Work to complete:
Transcribe the records that follow. Keep every word exactly, and drop the pictures.
((
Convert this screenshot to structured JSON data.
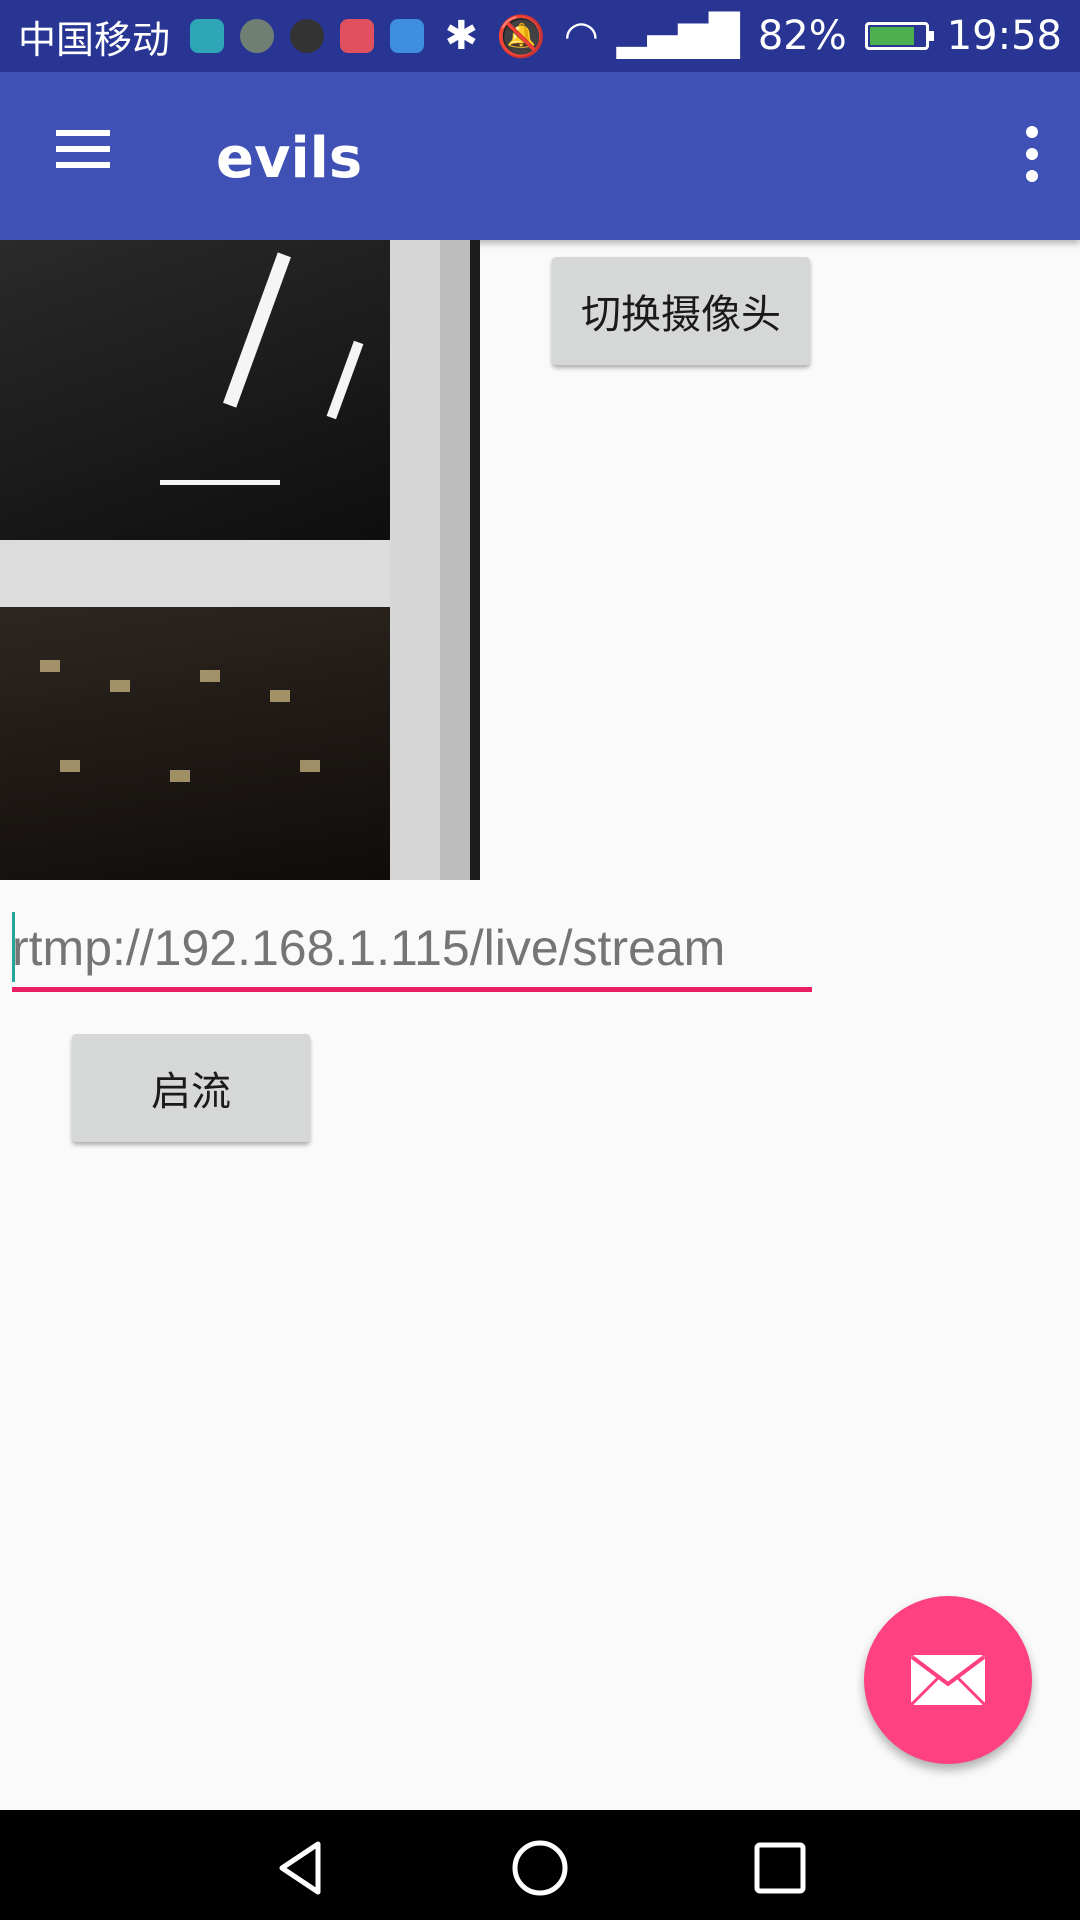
{
  "status_bar": {
    "carrier": "中国移动",
    "battery_percent": "82%",
    "battery_level": 0.82,
    "time": "19:58",
    "notification_icons": [
      "android-icon",
      "music-icon",
      "rocket-icon",
      "tool-icon",
      "cloud-icon"
    ],
    "system_icons": [
      "bluetooth-icon",
      "mute-icon",
      "wifi-icon",
      "signal-icon",
      "battery-icon"
    ]
  },
  "app_bar": {
    "title": "evils",
    "menu_icon": "menu-icon",
    "overflow_icon": "more-vertical-icon"
  },
  "camera": {
    "switch_label": "切换摄像头"
  },
  "stream": {
    "url_placeholder": "rtmp://192.168.1.115/live/stream",
    "start_label": "启流"
  },
  "fab": {
    "icon": "mail-icon",
    "color": "#ff4081"
  },
  "colors": {
    "status_bar": "#283593",
    "app_bar": "#3f51b5",
    "accent": "#e91e63"
  },
  "nav_bar": {
    "buttons": [
      "back-icon",
      "home-icon",
      "recent-apps-icon"
    ]
  }
}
))
Solved exercise:
Convert this screenshot to structured JSON data.
{
  "status_bar": {
    "carrier": "中国移动",
    "battery_percent": "82%",
    "battery_level": 0.82,
    "time": "19:58",
    "notification_icons": [
      "android-icon",
      "music-icon",
      "rocket-icon",
      "tool-icon",
      "cloud-icon"
    ],
    "system_icons": [
      "bluetooth-icon",
      "mute-icon",
      "wifi-icon",
      "signal-icon",
      "battery-icon"
    ]
  },
  "app_bar": {
    "title": "evils",
    "menu_icon": "menu-icon",
    "overflow_icon": "more-vertical-icon"
  },
  "camera": {
    "switch_label": "切换摄像头"
  },
  "stream": {
    "url_placeholder": "rtmp://192.168.1.115/live/stream",
    "start_label": "启流"
  },
  "fab": {
    "icon": "mail-icon",
    "color": "#ff4081"
  },
  "colors": {
    "status_bar": "#283593",
    "app_bar": "#3f51b5",
    "accent": "#e91e63"
  },
  "nav_bar": {
    "buttons": [
      "back-icon",
      "home-icon",
      "recent-apps-icon"
    ]
  }
}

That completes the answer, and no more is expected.